● **Objective A**: Copy the records word for word, starting with their first line and going on through the line that contains "O-sk2: Sett kryss: [610, 1087, 669, 1101]".

● **Excerpt to read**:

In order to gain a better understanding of the different faradaic storage behaviors of JUMP-1 and JUMP-1(Li), Figures 3C,D compare the differential capacity curves of both electrodes, which were calculated from the galvanostatic charge-discharge profiles shown in Figure 3B. As displayed in Figure 3C, JUMP-1 in 1 M LiTFSI in PC provides charge storage over the complete potential range from 0.005 to 3 V vs. Li+/Li. However, the most pronounced faradaic processes were found between 0.005 and 1.25 V vs. Li+/Li. In particular for lithium insertion (full line, charge) peaks are observed at 1 V vs. Li+/Li and most prominent at the very low potential range near 0.005 V vs. Li+/Li. For the inverted process, i.e., the lithium release from the MOF material (broken line, discharge), peaks are present at 0.3 and 1 V vs. Li+/Li. The integrated areas of the lithium ion insertion and release, which can be understood as the total amount of charge stored or delivered in the charge and discharge process, are equal to 164 mA∙h∙g−1 and 162 mA∙h∙g−1, respectively, which results to a charge-discharge efficiency of 99%.

A similar behavior is found for JUMP-1(Li), as depicted in Figure 3D, with faradaic processes observed throughout the whole potential range between 0.005 and 3 V vs. Li+/Li. However, the total amount of charge stored and delivered for JUMP-1(Li) is 491 mA∙h∙g−1 for lithium insertion and 483 mA∙h∙g−1 for lithium release, which is much higher than that observed for JUMP-1. This is consistent with the findings related to the CVs (Figure 3A) and galvanostatic charge-discharge profiles (Figure 3B) and results in a charge-discharge efficiency of 98%. The most prominent peaks for the charging of JUMP-1(Li) are found at 2.1, 1, 0.4, and 0.005 V Li+/Li and at 2.3, 1.2, and 0.2 V vs. Li+/Li for the discharging (Figure 3D).

The rate capability for the electrodes based on JUMP-1 and JUMP-1(Li) with 1 M LiTFSI in PC is depicted in Figure 3E. For JUMP-1 a discharge capacity of 379 mA∙h∙g−1 at 0.1 A∙g−1 is found, which is referred to as 100% in this graph. With increasing current densities, a rapid decrease in capacity is observed, which at 10 A∙g−1 is only 8% of the initial capacity. On the other hand, JUMP-1(Li) has a much larger discharge capacity of 805 mA∙h∙g−1 at 0.1 A∙g−1 (set to 100%) and is subject to a less steep decrease in capacity with increasing current, which at a current density of 10 A∙g−1 leads to 13% of the initial capacity. From these results it is evident that lithium-ion insertion into the anionic framework prior to electrochemical cycling, as is the case for JUMP-1(Li), leads to an improved insertion process for lithium ions even at elevated current.

● **Objective B**: In the excerpt on lithium storage in JUMP-1 and JUMP-1(Li), what discharge capacity does JUMP-1(Li) reach at 0.1 A∙g−1?

● **Supplied material**:

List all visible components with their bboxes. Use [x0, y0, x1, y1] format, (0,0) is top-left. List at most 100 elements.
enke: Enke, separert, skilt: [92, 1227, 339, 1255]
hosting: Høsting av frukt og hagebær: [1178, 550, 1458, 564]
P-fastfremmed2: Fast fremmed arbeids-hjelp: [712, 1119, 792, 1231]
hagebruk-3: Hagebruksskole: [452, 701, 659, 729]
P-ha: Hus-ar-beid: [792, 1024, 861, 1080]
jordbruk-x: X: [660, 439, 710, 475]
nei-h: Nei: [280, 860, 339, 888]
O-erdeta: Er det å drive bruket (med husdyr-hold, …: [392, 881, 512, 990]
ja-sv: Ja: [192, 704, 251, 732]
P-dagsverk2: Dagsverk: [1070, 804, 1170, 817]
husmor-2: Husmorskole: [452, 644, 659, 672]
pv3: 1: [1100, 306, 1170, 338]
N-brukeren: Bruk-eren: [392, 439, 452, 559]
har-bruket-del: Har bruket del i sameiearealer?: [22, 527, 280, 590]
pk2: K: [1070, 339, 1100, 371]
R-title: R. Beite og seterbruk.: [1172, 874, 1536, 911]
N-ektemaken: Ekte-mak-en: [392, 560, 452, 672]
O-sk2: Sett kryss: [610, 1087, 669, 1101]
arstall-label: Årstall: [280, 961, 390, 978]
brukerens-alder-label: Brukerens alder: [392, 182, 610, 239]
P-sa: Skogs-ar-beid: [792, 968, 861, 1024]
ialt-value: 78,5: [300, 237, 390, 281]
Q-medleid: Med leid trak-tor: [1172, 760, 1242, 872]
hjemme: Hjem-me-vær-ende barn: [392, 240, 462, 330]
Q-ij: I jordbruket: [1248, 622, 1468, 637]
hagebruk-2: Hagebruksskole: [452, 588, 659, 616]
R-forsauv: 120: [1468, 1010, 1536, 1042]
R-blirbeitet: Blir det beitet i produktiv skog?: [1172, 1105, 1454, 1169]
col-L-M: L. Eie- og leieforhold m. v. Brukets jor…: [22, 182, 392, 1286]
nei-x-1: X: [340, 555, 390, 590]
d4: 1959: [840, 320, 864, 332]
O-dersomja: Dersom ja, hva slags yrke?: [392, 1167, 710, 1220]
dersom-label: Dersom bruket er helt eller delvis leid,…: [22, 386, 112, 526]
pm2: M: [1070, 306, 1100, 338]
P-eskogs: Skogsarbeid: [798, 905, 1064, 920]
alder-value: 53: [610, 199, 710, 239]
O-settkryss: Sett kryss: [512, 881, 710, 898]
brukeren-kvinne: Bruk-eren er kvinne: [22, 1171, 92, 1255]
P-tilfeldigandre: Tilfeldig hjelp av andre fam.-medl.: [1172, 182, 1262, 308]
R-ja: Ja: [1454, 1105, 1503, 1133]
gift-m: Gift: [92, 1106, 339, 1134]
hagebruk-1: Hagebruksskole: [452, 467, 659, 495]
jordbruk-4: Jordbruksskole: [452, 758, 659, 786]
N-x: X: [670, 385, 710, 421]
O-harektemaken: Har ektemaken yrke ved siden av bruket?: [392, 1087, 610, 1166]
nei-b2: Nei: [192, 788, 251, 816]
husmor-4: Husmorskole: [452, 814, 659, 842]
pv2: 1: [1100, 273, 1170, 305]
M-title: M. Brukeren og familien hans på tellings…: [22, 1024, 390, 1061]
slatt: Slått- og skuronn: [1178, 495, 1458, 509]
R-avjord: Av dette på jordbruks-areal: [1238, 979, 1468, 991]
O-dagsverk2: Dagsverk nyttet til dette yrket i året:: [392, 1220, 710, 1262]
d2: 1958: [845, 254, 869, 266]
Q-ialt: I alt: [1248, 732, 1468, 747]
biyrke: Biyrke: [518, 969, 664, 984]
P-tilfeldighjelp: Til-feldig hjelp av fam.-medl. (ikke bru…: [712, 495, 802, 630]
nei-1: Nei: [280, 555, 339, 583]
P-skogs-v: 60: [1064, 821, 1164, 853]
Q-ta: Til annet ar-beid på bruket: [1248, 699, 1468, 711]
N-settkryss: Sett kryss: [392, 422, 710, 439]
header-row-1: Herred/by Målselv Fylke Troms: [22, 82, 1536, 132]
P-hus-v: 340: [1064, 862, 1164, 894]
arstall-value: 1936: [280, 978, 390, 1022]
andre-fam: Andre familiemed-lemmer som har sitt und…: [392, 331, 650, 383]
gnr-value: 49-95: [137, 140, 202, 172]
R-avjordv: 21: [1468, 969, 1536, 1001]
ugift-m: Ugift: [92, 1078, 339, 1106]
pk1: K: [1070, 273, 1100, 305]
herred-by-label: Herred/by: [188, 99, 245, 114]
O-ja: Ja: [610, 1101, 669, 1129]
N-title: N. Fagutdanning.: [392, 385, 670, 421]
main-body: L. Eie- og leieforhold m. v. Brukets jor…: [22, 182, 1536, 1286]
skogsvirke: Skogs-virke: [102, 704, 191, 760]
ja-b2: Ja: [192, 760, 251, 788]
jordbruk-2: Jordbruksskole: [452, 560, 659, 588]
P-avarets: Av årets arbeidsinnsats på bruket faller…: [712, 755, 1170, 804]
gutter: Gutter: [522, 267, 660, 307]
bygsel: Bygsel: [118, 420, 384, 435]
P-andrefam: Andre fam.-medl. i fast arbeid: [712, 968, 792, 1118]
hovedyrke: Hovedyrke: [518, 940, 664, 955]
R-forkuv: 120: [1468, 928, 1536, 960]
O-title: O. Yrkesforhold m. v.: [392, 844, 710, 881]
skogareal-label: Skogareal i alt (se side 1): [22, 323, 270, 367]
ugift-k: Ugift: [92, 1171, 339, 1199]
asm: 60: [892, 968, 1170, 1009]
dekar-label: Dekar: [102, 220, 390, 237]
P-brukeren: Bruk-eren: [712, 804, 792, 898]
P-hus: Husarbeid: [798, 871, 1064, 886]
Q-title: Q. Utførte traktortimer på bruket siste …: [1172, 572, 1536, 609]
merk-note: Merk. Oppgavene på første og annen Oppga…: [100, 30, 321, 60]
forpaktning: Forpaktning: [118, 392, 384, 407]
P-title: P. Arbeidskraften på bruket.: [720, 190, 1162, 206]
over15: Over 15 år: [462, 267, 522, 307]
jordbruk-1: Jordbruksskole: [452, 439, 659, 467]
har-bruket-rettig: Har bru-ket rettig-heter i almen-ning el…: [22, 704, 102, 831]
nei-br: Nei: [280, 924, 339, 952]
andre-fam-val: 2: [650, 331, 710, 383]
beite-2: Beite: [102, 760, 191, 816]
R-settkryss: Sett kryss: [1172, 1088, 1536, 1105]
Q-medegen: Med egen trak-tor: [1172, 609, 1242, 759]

● **Final answer A**:
List all visible components with their bboxes. Use [x0, y0, x1, y1] format, (0,0) is top-left. List at most 100 elements.
enke: Enke, separert, skilt: [92, 1227, 339, 1255]
hosting: Høsting av frukt og hagebær: [1178, 550, 1458, 564]
P-fastfremmed2: Fast fremmed arbeids-hjelp: [712, 1119, 792, 1231]
hagebruk-3: Hagebruksskole: [452, 701, 659, 729]
P-ha: Hus-ar-beid: [792, 1024, 861, 1080]
jordbruk-x: X: [660, 439, 710, 475]
nei-h: Nei: [280, 860, 339, 888]
O-erdeta: Er det å drive bruket (med husdyr-hold, …: [392, 881, 512, 990]
ja-sv: Ja: [192, 704, 251, 732]
P-dagsverk2: Dagsverk: [1070, 804, 1170, 817]
husmor-2: Husmorskole: [452, 644, 659, 672]
pv3: 1: [1100, 306, 1170, 338]
N-brukeren: Bruk-eren: [392, 439, 452, 559]
har-bruket-del: Har bruket del i sameiearealer?: [22, 527, 280, 590]
pk2: K: [1070, 339, 1100, 371]
R-title: R. Beite og seterbruk.: [1172, 874, 1536, 911]
N-ektemaken: Ekte-mak-en: [392, 560, 452, 672]
O-sk2: Sett kryss: [610, 1087, 669, 1101]

● **Final answer B**: 805 mA∙h∙g−1